Metabox 2.0 GUI runs in a web browser and provides interactive data analysis and visualization through a user-friendly interface. It is designed for users with little or no experience in R programming. Below are alternative ways to use the Metabox 2.0 GUI:
##### INITIALIZATION #####
library(metabox2) #load the package
launch_gui()
cd [go to Dockerfile location]
docker build --no-cache=true --platform linux/x86_64 -t metaboxweb .
docker run --name mbdocker -p 8081:3838 metaboxweb
This tutorial shows how to use the Metabox 2.0 GUI across five modules. Figure 1 provides an overview of the pipeline.
Figure
1. Overview of Metabox 2.0 GUI containing three key pipelines and five
modules
Go to module:
The input dataset should be a CSV table containing metadata columns along with feature variables, as illustrated in Table 1. Samples are in rows, and variables (features) are in columns. Experimental information—such as batch, sample type, and injection order—is required for IS- and QC-based normalization.
Table 1. Format of the input dataset. This example table includes experimental information (brown), metadata (blue), and metabolite features.
| Sample | SampleGroup | RunOrder | Batch | SampleType | IS_D3-Alanine | IS_C13-Phenylalanine | L-Alanine | L-Valine | Leucine |
|---|---|---|---|---|---|---|---|---|---|
| Sample11 | DM | 14 | Batch1 | Sample | 3415100 | 2037269 | 3170319 | 3053960 | 918680 |
| Sample14 | DM | 71 | Batch1 | Sample | 6082869 | 4748038 | 5167928 | 4157701 | 1654664 |
| Sample16 | DM | 19 | Batch2 | Sample | 13975619 | 9542307 | 12652652 | 10157293 | 4233637 |
| Sample20 | KF | 23 | Batch2 | Sample | 14006790 | 9625350 | 7125928 | 3672381 | 525327 |
| Sample23 | KF | 27 | Batch2 | Sample | 6160146 | 4026638 | 3203784 | 2576521 | 816807 |
| Sample25 | KF | 29 | Batch2 | Sample | 11925818 | 10293816 | 7917620 | 5083482 | 2436176 |
Tip: The Metabox 2.0 GUI provides example datasets for testing all modules. To download the data, navigate to More > Example Data (see Figure 2).

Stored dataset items
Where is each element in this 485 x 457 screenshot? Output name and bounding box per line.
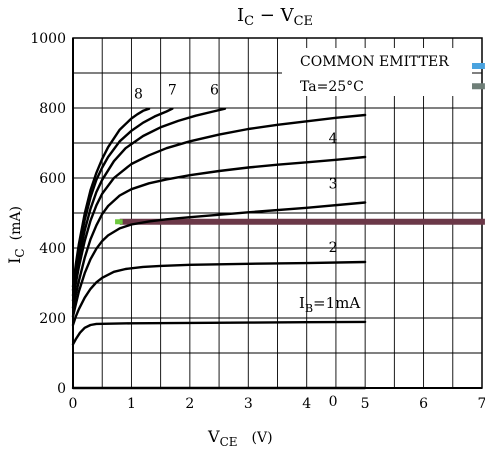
curve-label-6: 6 bbox=[210, 83, 219, 99]
ib-curve-6 bbox=[71, 107, 227, 297]
x-tick-label: 0 bbox=[69, 396, 78, 412]
ib-curve-2 bbox=[71, 260, 367, 327]
x-tick-label: 3 bbox=[244, 396, 253, 412]
annotation-temperature: Ta=25°C bbox=[300, 79, 364, 95]
ib-curve-1 bbox=[71, 320, 367, 346]
x-tick-label: 2 bbox=[185, 396, 194, 412]
annotation-backdrop bbox=[282, 48, 472, 96]
ib-curve-3 bbox=[71, 201, 367, 318]
curve-label-7: 7 bbox=[168, 83, 177, 99]
chart-title: IC − VCE bbox=[237, 5, 313, 29]
x-tick-label: 5 bbox=[361, 396, 370, 412]
ib-curve-8 bbox=[71, 107, 151, 288]
y-tick-label: 600 bbox=[39, 171, 66, 187]
x-tick-label: 1 bbox=[127, 396, 136, 412]
ib-curve-5 bbox=[71, 113, 367, 302]
y-tick-label: 1000 bbox=[30, 31, 66, 47]
x-tick-label: 7 bbox=[478, 396, 485, 412]
curve-label-0: 0 bbox=[329, 394, 338, 410]
ib-curve-4 bbox=[71, 155, 367, 309]
y-axis-label: IC(mA) bbox=[5, 206, 27, 264]
curve-label-3: 3 bbox=[329, 177, 338, 193]
x-tick-label: 4 bbox=[302, 396, 311, 412]
curves bbox=[71, 107, 367, 390]
y-tick-label: 400 bbox=[39, 241, 66, 257]
x-axis-label: VCE (V) bbox=[207, 427, 273, 449]
annotation-common-emitter: COMMON EMITTER bbox=[300, 54, 449, 70]
curve-label-4: 4 bbox=[329, 131, 338, 147]
x-tick-label: 6 bbox=[419, 396, 428, 412]
curve-label-2: 2 bbox=[329, 240, 338, 256]
y-tick-label: 0 bbox=[57, 381, 66, 397]
ib-annotation: IB=1mA bbox=[299, 294, 360, 315]
curve-label-8: 8 bbox=[134, 87, 143, 103]
y-tick-label: 200 bbox=[39, 311, 66, 327]
x-axis-ticks: 0 1 2 3 4 5 6 7 bbox=[69, 396, 485, 412]
y-axis-ticks: 0 200 400 600 800 1000 bbox=[30, 31, 66, 397]
y-tick-label: 800 bbox=[39, 101, 66, 117]
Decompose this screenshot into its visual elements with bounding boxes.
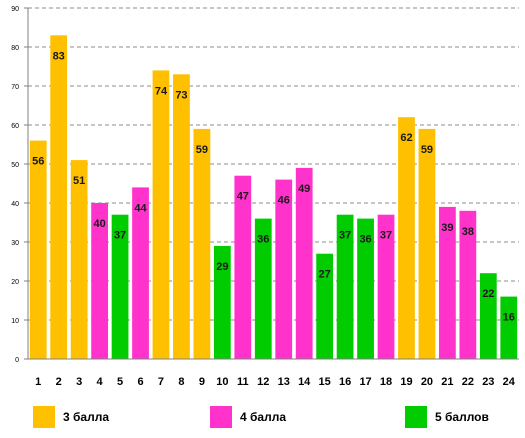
data-label: 62 xyxy=(400,132,412,144)
data-label: 16 xyxy=(503,312,515,324)
x-tick-label: 1 xyxy=(35,376,41,388)
y-tick-label: 0 xyxy=(15,357,19,364)
y-tick-label: 10 xyxy=(11,318,19,325)
legend-item-5-ballov: 5 баллов xyxy=(405,406,489,428)
gridlines xyxy=(28,7,519,321)
y-axis-ticks: 0 10 20 30 40 50 60 70 80 90 xyxy=(11,6,28,364)
x-tick-label: 9 xyxy=(199,376,205,388)
data-label: 56 xyxy=(32,156,44,168)
bar-2 xyxy=(50,35,68,360)
legend-label-5-ballov: 5 баллов xyxy=(435,410,489,424)
data-label: 51 xyxy=(73,175,85,187)
bar-11 xyxy=(234,175,252,359)
bar-23 xyxy=(479,273,497,359)
bar-13 xyxy=(275,179,293,359)
x-tick-label: 19 xyxy=(400,376,412,388)
x-tick-label: 20 xyxy=(421,376,433,388)
data-label: 59 xyxy=(196,144,208,156)
data-label: 37 xyxy=(114,230,126,242)
bar-10 xyxy=(213,245,231,359)
data-label: 36 xyxy=(359,234,371,246)
legend-swatch-3-balla xyxy=(33,406,55,428)
bar-18 xyxy=(377,214,395,359)
data-label: 37 xyxy=(339,230,351,242)
bar-3 xyxy=(70,160,88,359)
data-label: 27 xyxy=(319,269,331,281)
x-tick-label: 3 xyxy=(76,376,82,388)
x-tick-label: 14 xyxy=(298,376,311,388)
legend-item-4-balla: 4 балла xyxy=(210,406,286,428)
y-tick-label: 70 xyxy=(11,84,19,91)
bar-21 xyxy=(439,206,456,359)
legend-item-3-balla: 3 балла xyxy=(33,406,109,428)
legend-label-4-balla: 4 балла xyxy=(240,410,287,424)
bar-4 xyxy=(91,203,108,359)
y-tick-label: 30 xyxy=(11,240,19,247)
bar-17 xyxy=(357,218,374,359)
x-axis-ticks: 1 2 3 4 5 6 7 8 9 10 11 12 13 14 15 16 17 18 19 20 21 22 23 24 xyxy=(35,376,516,388)
x-tick-label: 11 xyxy=(237,376,249,388)
bar-16 xyxy=(336,214,354,359)
data-label: 37 xyxy=(380,230,392,242)
bar-20 xyxy=(418,128,436,359)
x-tick-label: 15 xyxy=(319,376,331,388)
x-tick-label: 23 xyxy=(482,376,494,388)
legend-swatch-4-balla xyxy=(210,406,232,428)
y-tick-label: 50 xyxy=(11,162,19,169)
bar-15 xyxy=(316,253,334,359)
bar-6 xyxy=(132,187,149,359)
bar-1 xyxy=(29,140,47,359)
bar-24 xyxy=(500,296,518,359)
x-tick-label: 22 xyxy=(462,376,474,388)
data-label: 38 xyxy=(462,226,474,238)
bar-5 xyxy=(111,214,129,359)
bar-14 xyxy=(295,167,313,359)
legend-swatch-5-ballov xyxy=(405,406,427,428)
x-tick-label: 24 xyxy=(503,376,516,388)
x-tick-label: 18 xyxy=(380,376,392,388)
y-tick-label: 60 xyxy=(11,123,19,130)
x-tick-label: 4 xyxy=(97,376,104,388)
x-tick-label: 2 xyxy=(56,376,62,388)
data-label: 39 xyxy=(441,222,453,234)
bar-9 xyxy=(193,128,211,359)
y-tick-label: 90 xyxy=(11,6,19,13)
bars xyxy=(29,35,518,360)
y-tick-label: 20 xyxy=(11,279,19,286)
bar-22 xyxy=(459,210,477,359)
y-tick-label: 40 xyxy=(11,201,19,208)
data-label: 22 xyxy=(482,288,494,300)
bar-7 xyxy=(152,70,170,360)
x-tick-label: 10 xyxy=(216,376,228,388)
legend-label-3-balla: 3 балла xyxy=(63,410,110,424)
x-tick-label: 17 xyxy=(359,376,371,388)
bar-19 xyxy=(398,117,415,359)
x-tick-label: 12 xyxy=(257,376,269,388)
data-label: 40 xyxy=(93,218,105,230)
x-tick-label: 6 xyxy=(137,376,143,388)
x-tick-label: 7 xyxy=(158,376,164,388)
bar-12 xyxy=(254,218,272,359)
x-tick-label: 5 xyxy=(117,376,123,388)
data-label: 46 xyxy=(278,195,290,207)
x-tick-label: 16 xyxy=(339,376,351,388)
data-label: 47 xyxy=(237,191,249,203)
data-label: 83 xyxy=(53,50,65,62)
x-tick-label: 13 xyxy=(278,376,290,388)
x-tick-label: 8 xyxy=(178,376,184,388)
data-label: 59 xyxy=(421,144,433,156)
data-label: 49 xyxy=(298,183,310,195)
data-label: 36 xyxy=(257,234,269,246)
data-label: 73 xyxy=(175,89,187,101)
data-labels: 56 83 51 40 37 44 74 73 59 29 47 36 46 49 27 37 36 37 62 59… xyxy=(32,50,515,323)
data-label: 44 xyxy=(134,202,147,214)
x-tick-label: 21 xyxy=(441,376,453,388)
bar-8 xyxy=(173,74,190,360)
data-label: 74 xyxy=(155,85,168,97)
y-tick-label: 80 xyxy=(11,45,19,52)
data-label: 29 xyxy=(216,261,228,273)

» TASK SET
(A) Check the Metabox 2.0 GUI tutorial against these statements and answer yes or no for each, quoting the deciding words: (i) The GUI is intended for users with extensive R programming experience. (ii) In the input dataset, samples occupy the rows. (iii) Example datasets can be downloaded through More > Example Data.
(B) Rewrite the Metabox 2.0 GUI tutorial from "docker run --name" to "of the pipeline.", changing "tutorial" to "guide".
(C) Extend the Metabox 2.0 GUI tutorial beyond its final sentence.

» ANSWERS TO THE EXERCISES
(A)
(i) No: "It is designed for users with little or no experience in R programming."
(ii) Yes: "Samples are in rows, and variables (features) are in columns."
(iii) Yes: "To download the data, navigate to More > Example Data"

(B)
docker run --name mbdocker -p 8081:3838 metaboxweb
This guide shows how to use the Metabox 2.0 GUI across five modules. Figure 1 provides an overview of the pipeline.

(C)
Figure
2. How to access example datasets
Step: Open the GUI → Click the DATA PROCESSING (1) button → Upload the data → Start the data processing steps
For this tutorial, download the GCGC_DM dataset (GCGC_DM_Samples.csv) from the provided Example Data (Figure 2) and save it to your working directory. This tutorial walks through all steps: missing value imputation, normalization, transformation, and scaling.
Table 2. Summary of normalization, transformation, and scaling in metabolomics.
| Step | Purpose | Correction | Methods |
|---|---|---|---|
| Normalization | Remove technical bias | Injection variation, batch effects | IS-, QC-based, median/TIC |
| Transformation | Improve data distribution | Skewness, heteroscedasticity | Log, square root, cube root |
| Scaling | Balance variable importance | Dominance of high-intensity metabolites | Pareto scaling, autoscaling, range scaling |
Note: In practice, not all steps are required; the choice depends on the data. Users are encouraged to examine their data first.
When uploading the data, specify the required arguments to setup the Metabox object (Figure 3):
Figure
3. Setup Metabox object
Output: See the Summary tab for an overview of the dataset: 75 samples across four groups, 91 metabolites, and 7% missing values.
This step replaces missing values using information from the existing data.
Specify the required arguments to impute missing data (Figure 4):
Figure
4. Missing value imputation
Output: See the Summary tab for an overview of the processed dataset. Several plots are provided to compare the dataset before and after imputation. Try other methods or cutoff values if preferred.
Optional: To export the imputed data, click EXPORT RESULTS
This step corrects technical variation using known reference compounds, quality control (QC) samples, or statistical assumptions about the dataset.
Specify the required arguments to normalize data (Figure 5):
The following arguments are for the ‘serrf’ method:
Figure
5. CCMN normalization
Tip: Try other methods if preferred. In this demo dataset, the QC samples help indicate how much technical variance is handled.
Under Data-driven processing tab (Figure 6), users can perform sample-based normalization, transformation, or scaling.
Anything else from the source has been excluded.